## TASK GOAL
In the entries below, find every line with "name" and copy it.

start PROVIDED MATERIAL

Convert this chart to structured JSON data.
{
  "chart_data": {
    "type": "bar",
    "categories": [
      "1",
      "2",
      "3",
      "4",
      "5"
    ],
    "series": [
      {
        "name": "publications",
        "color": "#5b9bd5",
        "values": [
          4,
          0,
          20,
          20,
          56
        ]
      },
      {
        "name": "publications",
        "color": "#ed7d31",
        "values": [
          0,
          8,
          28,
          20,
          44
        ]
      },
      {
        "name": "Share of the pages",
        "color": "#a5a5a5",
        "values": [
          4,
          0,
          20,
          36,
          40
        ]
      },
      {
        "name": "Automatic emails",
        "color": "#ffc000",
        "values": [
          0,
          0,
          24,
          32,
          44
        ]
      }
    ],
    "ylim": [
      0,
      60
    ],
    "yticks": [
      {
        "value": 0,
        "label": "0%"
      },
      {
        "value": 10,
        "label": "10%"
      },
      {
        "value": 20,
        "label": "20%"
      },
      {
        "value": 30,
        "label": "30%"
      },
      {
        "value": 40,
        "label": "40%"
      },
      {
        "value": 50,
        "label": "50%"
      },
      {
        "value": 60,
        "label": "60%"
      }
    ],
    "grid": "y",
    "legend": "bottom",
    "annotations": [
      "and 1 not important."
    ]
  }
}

end PROVIDED MATERIAL

## WRITTEN ANSWER
        "name": "publications",
        "name": "publications",
        "name": "Share of the pages",
        "name": "Automatic emails",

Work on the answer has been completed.